====== Dataset content

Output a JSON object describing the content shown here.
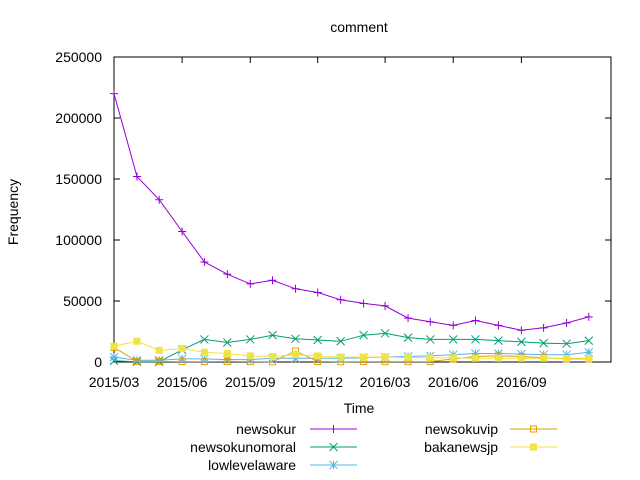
{
  "chart_data": {
    "type": "line",
    "title": "comment",
    "xlabel": "Time",
    "ylabel": "Frequency",
    "ylim": [
      0,
      250000
    ],
    "yticks": [
      0,
      50000,
      100000,
      150000,
      200000,
      250000
    ],
    "y_tick_labels": [
      "0",
      "50000",
      "100000",
      "150000",
      "200000",
      "250000"
    ],
    "x": [
      "2015-03-01",
      "2015-04-01",
      "2015-05-01",
      "2015-06-01",
      "2015-07-01",
      "2015-08-01",
      "2015-09-01",
      "2015-10-01",
      "2015-11-01",
      "2015-12-01",
      "2016-01-01",
      "2016-02-01",
      "2016-03-01",
      "2016-04-01",
      "2016-05-01",
      "2016-06-01",
      "2016-07-01",
      "2016-08-01",
      "2016-09-01",
      "2016-10-01",
      "2016-11-01",
      "2016-12-01"
    ],
    "xlim": [
      "2015-03-01",
      "2016-12-31"
    ],
    "x_ticks": [
      "2015-03-01",
      "2015-06-01",
      "2015-09-01",
      "2015-12-01",
      "2016-03-01",
      "2016-06-01",
      "2016-09-01"
    ],
    "x_tick_labels": [
      "2015/03",
      "2015/06",
      "2015/09",
      "2015/12",
      "2016/03",
      "2016/06",
      "2016/09"
    ],
    "grid": false,
    "legend_placement": "bottom",
    "series": [
      {
        "name": "newsokur",
        "color": "#9400d3",
        "marker": "plus",
        "values": [
          220000,
          152000,
          133000,
          107000,
          82000,
          72000,
          64000,
          67000,
          60000,
          57000,
          51000,
          48000,
          46000,
          36000,
          33000,
          30000,
          34000,
          30000,
          26000,
          28000,
          32000,
          37000
        ]
      },
      {
        "name": "newsokunomoral",
        "color": "#009e73",
        "marker": "cross",
        "values": [
          1000,
          200,
          200,
          10000,
          18500,
          16000,
          18500,
          22000,
          19000,
          18000,
          17000,
          22000,
          23500,
          20000,
          18500,
          18500,
          18500,
          17500,
          16500,
          15500,
          15000,
          17500
        ]
      },
      {
        "name": "lowlevelaware",
        "color": "#56b4e9",
        "marker": "star",
        "values": [
          4000,
          1500,
          1500,
          2500,
          2500,
          2000,
          2000,
          3000,
          3000,
          3000,
          3000,
          3500,
          4000,
          4500,
          5000,
          6000,
          7000,
          7000,
          6500,
          6000,
          6000,
          8000
        ]
      },
      {
        "name": "newsokuvip",
        "color": "#e69f00",
        "marker": "square",
        "values": [
          12000,
          500,
          500,
          300,
          300,
          500,
          300,
          200,
          9000,
          500,
          200,
          300,
          300,
          300,
          300,
          2500,
          4500,
          5000,
          4500,
          3500,
          2500,
          2500
        ]
      },
      {
        "name": "bakanewsjp",
        "color": "#f0e442",
        "marker": "filled-square",
        "values": [
          13000,
          17000,
          9500,
          11000,
          8000,
          7000,
          5000,
          4500,
          6000,
          5000,
          4000,
          4000,
          4000,
          3500,
          3500,
          3500,
          3000,
          3000,
          3000,
          3000,
          3000,
          3000
        ]
      }
    ]
  }
}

============

Given task: Reproduce all of the data exactly; the pictures do not belong in the copy.

Task response:
Output a JSON object describing the content shown here.
{
  "chart_data": {
    "type": "line",
    "title": "comment",
    "xlabel": "Time",
    "ylabel": "Frequency",
    "ylim": [
      0,
      250000
    ],
    "yticks": [
      0,
      50000,
      100000,
      150000,
      200000,
      250000
    ],
    "y_tick_labels": [
      "0",
      "50000",
      "100000",
      "150000",
      "200000",
      "250000"
    ],
    "x": [
      "2015-03-01",
      "2015-04-01",
      "2015-05-01",
      "2015-06-01",
      "2015-07-01",
      "2015-08-01",
      "2015-09-01",
      "2015-10-01",
      "2015-11-01",
      "2015-12-01",
      "2016-01-01",
      "2016-02-01",
      "2016-03-01",
      "2016-04-01",
      "2016-05-01",
      "2016-06-01",
      "2016-07-01",
      "2016-08-01",
      "2016-09-01",
      "2016-10-01",
      "2016-11-01",
      "2016-12-01"
    ],
    "xlim": [
      "2015-03-01",
      "2016-12-31"
    ],
    "x_ticks": [
      "2015-03-01",
      "2015-06-01",
      "2015-09-01",
      "2015-12-01",
      "2016-03-01",
      "2016-06-01",
      "2016-09-01"
    ],
    "x_tick_labels": [
      "2015/03",
      "2015/06",
      "2015/09",
      "2015/12",
      "2016/03",
      "2016/06",
      "2016/09"
    ],
    "grid": false,
    "legend_placement": "bottom",
    "series": [
      {
        "name": "newsokur",
        "color": "#9400d3",
        "marker": "plus",
        "values": [
          220000,
          152000,
          133000,
          107000,
          82000,
          72000,
          64000,
          67000,
          60000,
          57000,
          51000,
          48000,
          46000,
          36000,
          33000,
          30000,
          34000,
          30000,
          26000,
          28000,
          32000,
          37000
        ]
      },
      {
        "name": "newsokunomoral",
        "color": "#009e73",
        "marker": "cross",
        "values": [
          1000,
          200,
          200,
          10000,
          18500,
          16000,
          18500,
          22000,
          19000,
          18000,
          17000,
          22000,
          23500,
          20000,
          18500,
          18500,
          18500,
          17500,
          16500,
          15500,
          15000,
          17500
        ]
      },
      {
        "name": "lowlevelaware",
        "color": "#56b4e9",
        "marker": "star",
        "values": [
          4000,
          1500,
          1500,
          2500,
          2500,
          2000,
          2000,
          3000,
          3000,
          3000,
          3000,
          3500,
          4000,
          4500,
          5000,
          6000,
          7000,
          7000,
          6500,
          6000,
          6000,
          8000
        ]
      },
      {
        "name": "newsokuvip",
        "color": "#e69f00",
        "marker": "square",
        "values": [
          12000,
          500,
          500,
          300,
          300,
          500,
          300,
          200,
          9000,
          500,
          200,
          300,
          300,
          300,
          300,
          2500,
          4500,
          5000,
          4500,
          3500,
          2500,
          2500
        ]
      },
      {
        "name": "bakanewsjp",
        "color": "#f0e442",
        "marker": "filled-square",
        "values": [
          13000,
          17000,
          9500,
          11000,
          8000,
          7000,
          5000,
          4500,
          6000,
          5000,
          4000,
          4000,
          4000,
          3500,
          3500,
          3500,
          3000,
          3000,
          3000,
          3000,
          3000,
          3000
        ]
      }
    ]
  }
}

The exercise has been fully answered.